Instructions for the task - State the number of lines that contain the word "αtan", and add nothing else.

Records provided -
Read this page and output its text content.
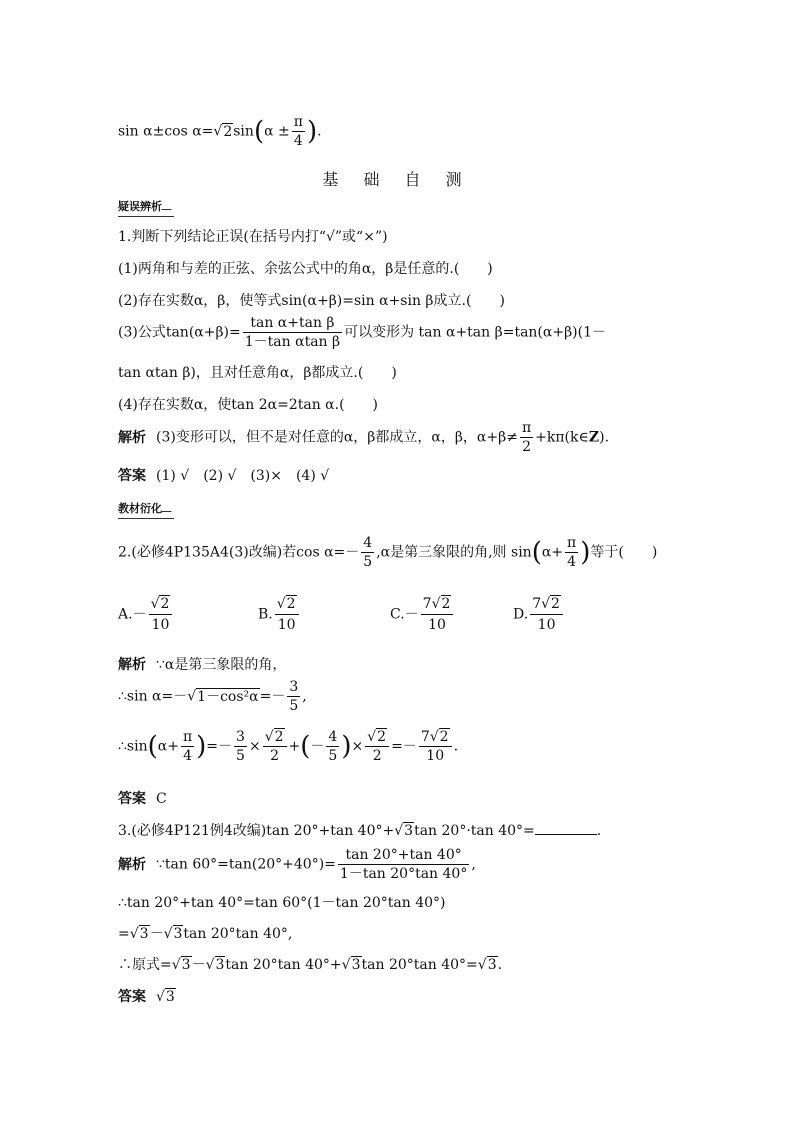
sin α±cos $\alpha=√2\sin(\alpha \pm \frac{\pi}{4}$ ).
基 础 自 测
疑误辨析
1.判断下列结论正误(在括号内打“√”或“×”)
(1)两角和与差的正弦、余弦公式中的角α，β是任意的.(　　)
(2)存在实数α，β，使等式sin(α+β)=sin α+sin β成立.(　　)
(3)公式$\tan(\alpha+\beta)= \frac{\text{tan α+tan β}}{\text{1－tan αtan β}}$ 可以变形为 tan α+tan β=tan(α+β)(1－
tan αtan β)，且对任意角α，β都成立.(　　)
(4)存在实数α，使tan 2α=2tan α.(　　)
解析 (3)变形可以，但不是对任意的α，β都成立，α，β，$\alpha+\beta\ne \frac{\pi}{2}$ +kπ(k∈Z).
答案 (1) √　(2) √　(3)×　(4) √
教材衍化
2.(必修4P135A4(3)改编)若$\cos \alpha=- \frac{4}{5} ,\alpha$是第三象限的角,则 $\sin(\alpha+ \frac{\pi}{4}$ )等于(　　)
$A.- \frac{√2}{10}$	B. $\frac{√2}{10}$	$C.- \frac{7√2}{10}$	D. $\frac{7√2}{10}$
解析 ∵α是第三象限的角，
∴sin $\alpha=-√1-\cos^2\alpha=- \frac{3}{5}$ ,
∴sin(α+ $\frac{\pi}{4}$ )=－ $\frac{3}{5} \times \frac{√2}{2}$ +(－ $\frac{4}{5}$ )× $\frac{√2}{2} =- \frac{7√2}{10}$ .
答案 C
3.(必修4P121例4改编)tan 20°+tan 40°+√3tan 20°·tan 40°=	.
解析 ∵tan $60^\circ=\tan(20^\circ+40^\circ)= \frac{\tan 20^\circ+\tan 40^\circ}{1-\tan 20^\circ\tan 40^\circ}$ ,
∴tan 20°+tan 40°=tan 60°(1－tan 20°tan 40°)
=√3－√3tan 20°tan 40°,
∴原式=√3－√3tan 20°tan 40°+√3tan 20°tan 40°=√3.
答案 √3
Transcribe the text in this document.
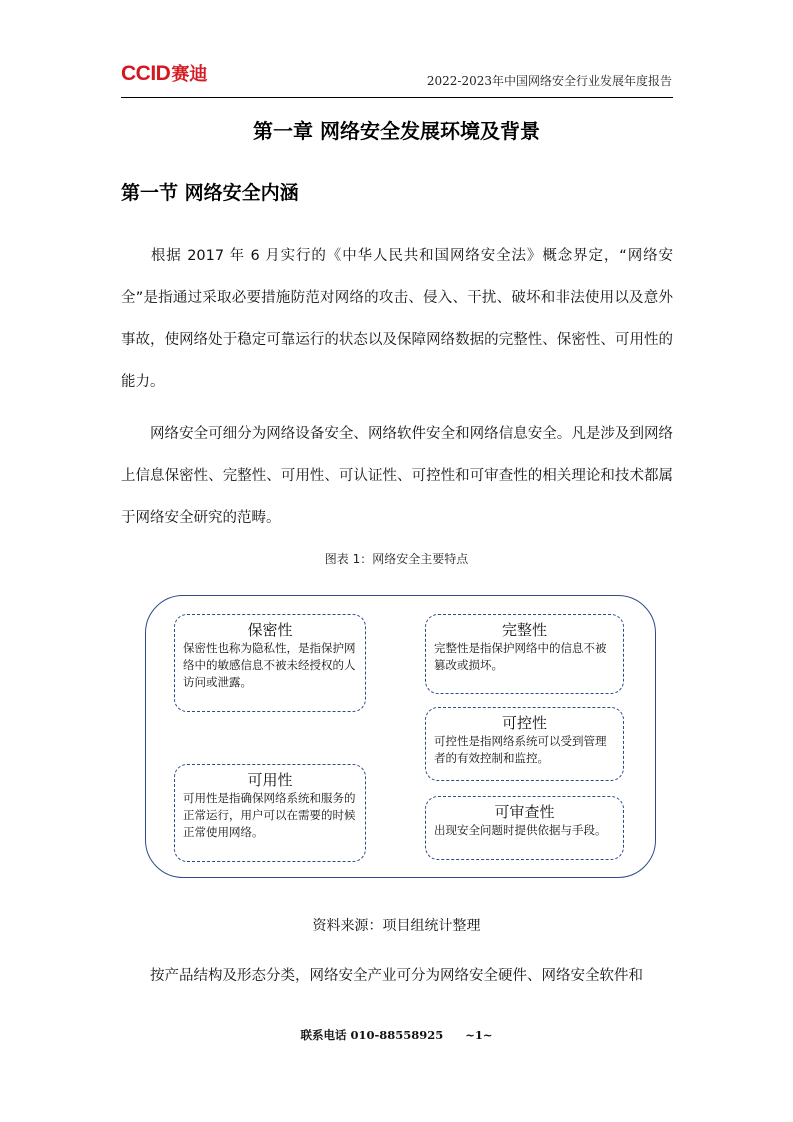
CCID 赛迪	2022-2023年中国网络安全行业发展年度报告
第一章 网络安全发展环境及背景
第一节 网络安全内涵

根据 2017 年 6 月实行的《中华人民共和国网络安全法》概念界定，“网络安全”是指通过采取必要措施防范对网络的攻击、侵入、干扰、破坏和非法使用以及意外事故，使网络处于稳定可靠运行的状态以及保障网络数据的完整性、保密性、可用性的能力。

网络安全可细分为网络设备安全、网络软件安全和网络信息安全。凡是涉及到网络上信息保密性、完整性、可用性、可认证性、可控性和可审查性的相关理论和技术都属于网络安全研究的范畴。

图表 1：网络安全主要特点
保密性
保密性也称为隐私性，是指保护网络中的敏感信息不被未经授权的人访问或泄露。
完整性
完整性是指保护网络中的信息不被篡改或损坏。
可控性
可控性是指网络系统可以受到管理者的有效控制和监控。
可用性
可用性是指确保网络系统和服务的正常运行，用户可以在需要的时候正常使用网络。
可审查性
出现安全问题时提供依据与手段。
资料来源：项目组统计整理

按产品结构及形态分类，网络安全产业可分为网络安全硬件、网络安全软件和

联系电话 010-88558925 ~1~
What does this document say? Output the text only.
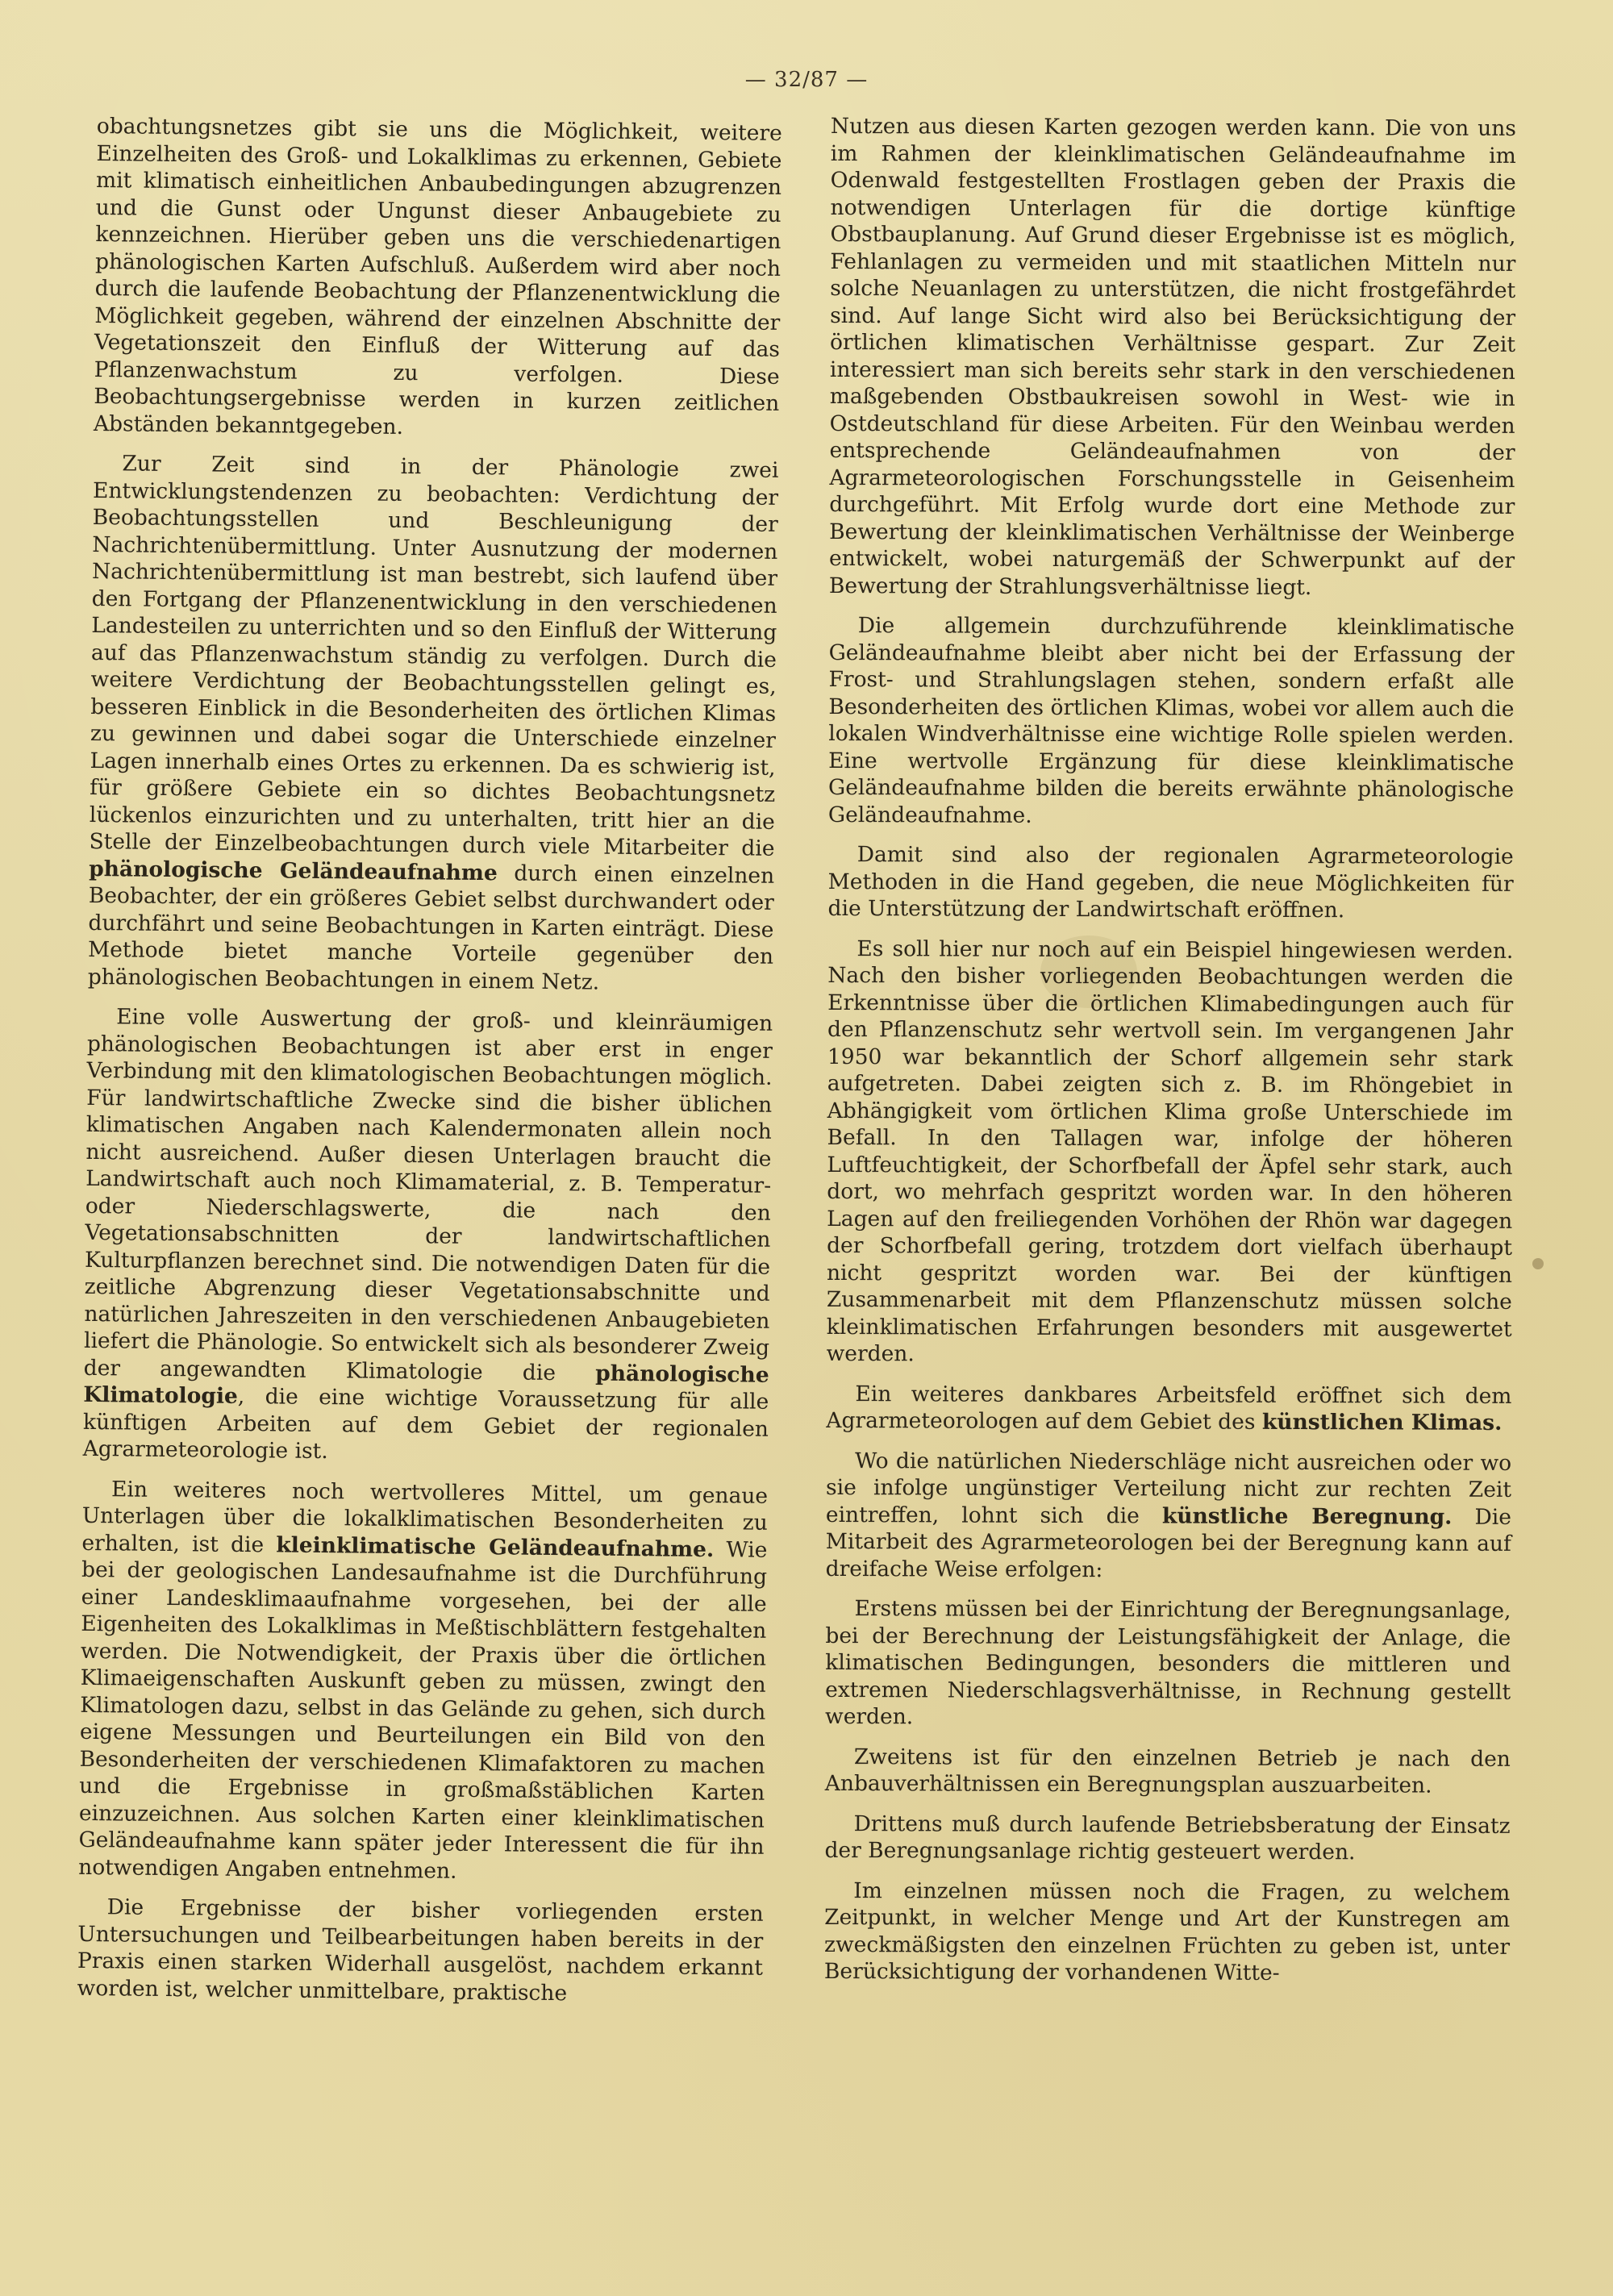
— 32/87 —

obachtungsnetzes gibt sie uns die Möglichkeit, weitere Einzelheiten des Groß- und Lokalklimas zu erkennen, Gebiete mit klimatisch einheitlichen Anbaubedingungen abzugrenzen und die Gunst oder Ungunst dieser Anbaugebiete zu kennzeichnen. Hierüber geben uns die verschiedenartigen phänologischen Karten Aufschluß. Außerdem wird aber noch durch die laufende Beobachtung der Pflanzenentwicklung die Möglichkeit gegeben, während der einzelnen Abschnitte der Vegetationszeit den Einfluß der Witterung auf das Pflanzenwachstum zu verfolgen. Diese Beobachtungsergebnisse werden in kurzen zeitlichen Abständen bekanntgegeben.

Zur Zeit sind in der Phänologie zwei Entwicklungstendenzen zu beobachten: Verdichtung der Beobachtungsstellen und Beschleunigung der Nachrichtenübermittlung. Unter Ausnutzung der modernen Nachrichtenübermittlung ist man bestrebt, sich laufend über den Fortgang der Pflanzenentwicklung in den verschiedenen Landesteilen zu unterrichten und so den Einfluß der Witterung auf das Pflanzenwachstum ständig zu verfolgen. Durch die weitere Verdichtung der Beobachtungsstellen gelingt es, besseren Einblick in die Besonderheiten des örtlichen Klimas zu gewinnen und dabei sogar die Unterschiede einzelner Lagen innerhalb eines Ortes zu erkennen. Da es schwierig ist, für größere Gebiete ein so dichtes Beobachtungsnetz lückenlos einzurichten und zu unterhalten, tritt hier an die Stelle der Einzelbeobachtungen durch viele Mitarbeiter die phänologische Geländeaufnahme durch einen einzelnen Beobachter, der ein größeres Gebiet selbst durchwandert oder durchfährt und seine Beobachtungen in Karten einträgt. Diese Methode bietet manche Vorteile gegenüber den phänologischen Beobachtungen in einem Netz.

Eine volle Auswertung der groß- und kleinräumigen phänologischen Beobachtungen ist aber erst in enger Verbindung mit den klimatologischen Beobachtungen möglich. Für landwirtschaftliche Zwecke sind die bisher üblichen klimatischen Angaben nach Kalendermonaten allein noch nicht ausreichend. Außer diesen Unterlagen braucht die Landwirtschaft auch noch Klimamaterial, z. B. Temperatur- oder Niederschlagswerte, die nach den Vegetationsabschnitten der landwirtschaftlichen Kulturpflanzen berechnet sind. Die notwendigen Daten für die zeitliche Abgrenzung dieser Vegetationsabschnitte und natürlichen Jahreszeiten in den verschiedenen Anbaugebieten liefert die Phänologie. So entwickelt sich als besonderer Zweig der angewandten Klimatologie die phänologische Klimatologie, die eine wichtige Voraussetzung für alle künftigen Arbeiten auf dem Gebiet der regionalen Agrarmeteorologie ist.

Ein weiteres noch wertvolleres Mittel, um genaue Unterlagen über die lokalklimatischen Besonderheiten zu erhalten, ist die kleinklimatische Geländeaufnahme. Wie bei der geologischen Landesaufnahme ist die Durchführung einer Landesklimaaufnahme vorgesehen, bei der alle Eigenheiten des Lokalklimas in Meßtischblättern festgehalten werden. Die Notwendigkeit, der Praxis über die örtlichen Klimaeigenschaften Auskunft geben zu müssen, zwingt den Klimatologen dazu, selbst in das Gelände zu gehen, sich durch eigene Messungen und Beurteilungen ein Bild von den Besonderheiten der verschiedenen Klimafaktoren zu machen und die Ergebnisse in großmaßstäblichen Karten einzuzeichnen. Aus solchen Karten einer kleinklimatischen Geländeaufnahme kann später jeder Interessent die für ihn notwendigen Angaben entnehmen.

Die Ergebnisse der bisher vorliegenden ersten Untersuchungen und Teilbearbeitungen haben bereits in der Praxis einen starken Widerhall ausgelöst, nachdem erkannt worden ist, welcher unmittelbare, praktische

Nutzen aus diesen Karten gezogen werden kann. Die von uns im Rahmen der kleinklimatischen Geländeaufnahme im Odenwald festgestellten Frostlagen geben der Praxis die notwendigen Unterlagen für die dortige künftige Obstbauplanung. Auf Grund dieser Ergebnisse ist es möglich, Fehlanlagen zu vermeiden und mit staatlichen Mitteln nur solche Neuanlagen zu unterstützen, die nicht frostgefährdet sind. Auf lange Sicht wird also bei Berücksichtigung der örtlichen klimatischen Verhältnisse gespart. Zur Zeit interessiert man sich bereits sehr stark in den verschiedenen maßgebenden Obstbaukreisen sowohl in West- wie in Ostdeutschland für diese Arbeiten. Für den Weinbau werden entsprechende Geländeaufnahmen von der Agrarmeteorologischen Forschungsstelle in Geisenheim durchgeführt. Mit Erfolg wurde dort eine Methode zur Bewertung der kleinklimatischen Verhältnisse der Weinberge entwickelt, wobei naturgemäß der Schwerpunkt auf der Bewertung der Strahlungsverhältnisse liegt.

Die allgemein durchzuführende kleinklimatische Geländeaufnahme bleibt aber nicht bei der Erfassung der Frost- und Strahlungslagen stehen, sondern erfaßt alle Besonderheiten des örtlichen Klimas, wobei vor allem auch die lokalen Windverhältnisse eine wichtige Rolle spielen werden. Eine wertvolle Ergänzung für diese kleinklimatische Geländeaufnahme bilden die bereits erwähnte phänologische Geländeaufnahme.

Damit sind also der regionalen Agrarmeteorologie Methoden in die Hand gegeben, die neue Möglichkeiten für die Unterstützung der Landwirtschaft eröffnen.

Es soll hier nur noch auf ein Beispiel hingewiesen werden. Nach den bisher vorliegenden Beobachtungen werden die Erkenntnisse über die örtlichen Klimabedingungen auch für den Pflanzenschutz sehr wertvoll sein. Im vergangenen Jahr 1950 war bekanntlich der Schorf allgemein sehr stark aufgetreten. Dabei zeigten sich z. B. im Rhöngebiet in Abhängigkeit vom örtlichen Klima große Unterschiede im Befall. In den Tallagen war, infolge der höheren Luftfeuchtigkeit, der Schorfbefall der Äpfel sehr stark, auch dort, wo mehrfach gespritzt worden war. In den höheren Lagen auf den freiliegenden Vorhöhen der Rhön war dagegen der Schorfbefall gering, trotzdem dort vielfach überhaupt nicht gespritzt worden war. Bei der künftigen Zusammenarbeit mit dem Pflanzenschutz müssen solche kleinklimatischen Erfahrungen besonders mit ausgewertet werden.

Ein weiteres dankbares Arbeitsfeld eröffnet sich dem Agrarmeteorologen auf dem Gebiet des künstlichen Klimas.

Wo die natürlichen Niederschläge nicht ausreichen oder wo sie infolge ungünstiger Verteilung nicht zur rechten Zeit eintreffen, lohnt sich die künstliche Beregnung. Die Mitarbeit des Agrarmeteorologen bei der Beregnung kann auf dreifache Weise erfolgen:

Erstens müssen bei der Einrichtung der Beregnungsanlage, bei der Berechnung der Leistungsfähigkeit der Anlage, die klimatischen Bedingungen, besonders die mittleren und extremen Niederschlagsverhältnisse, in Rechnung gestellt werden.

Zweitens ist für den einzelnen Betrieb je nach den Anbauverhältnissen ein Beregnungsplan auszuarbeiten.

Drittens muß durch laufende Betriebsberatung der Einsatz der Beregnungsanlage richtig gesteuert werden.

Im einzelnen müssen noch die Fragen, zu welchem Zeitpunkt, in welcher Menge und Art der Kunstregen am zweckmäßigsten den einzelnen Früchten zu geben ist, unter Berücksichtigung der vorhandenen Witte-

Correct answer - 2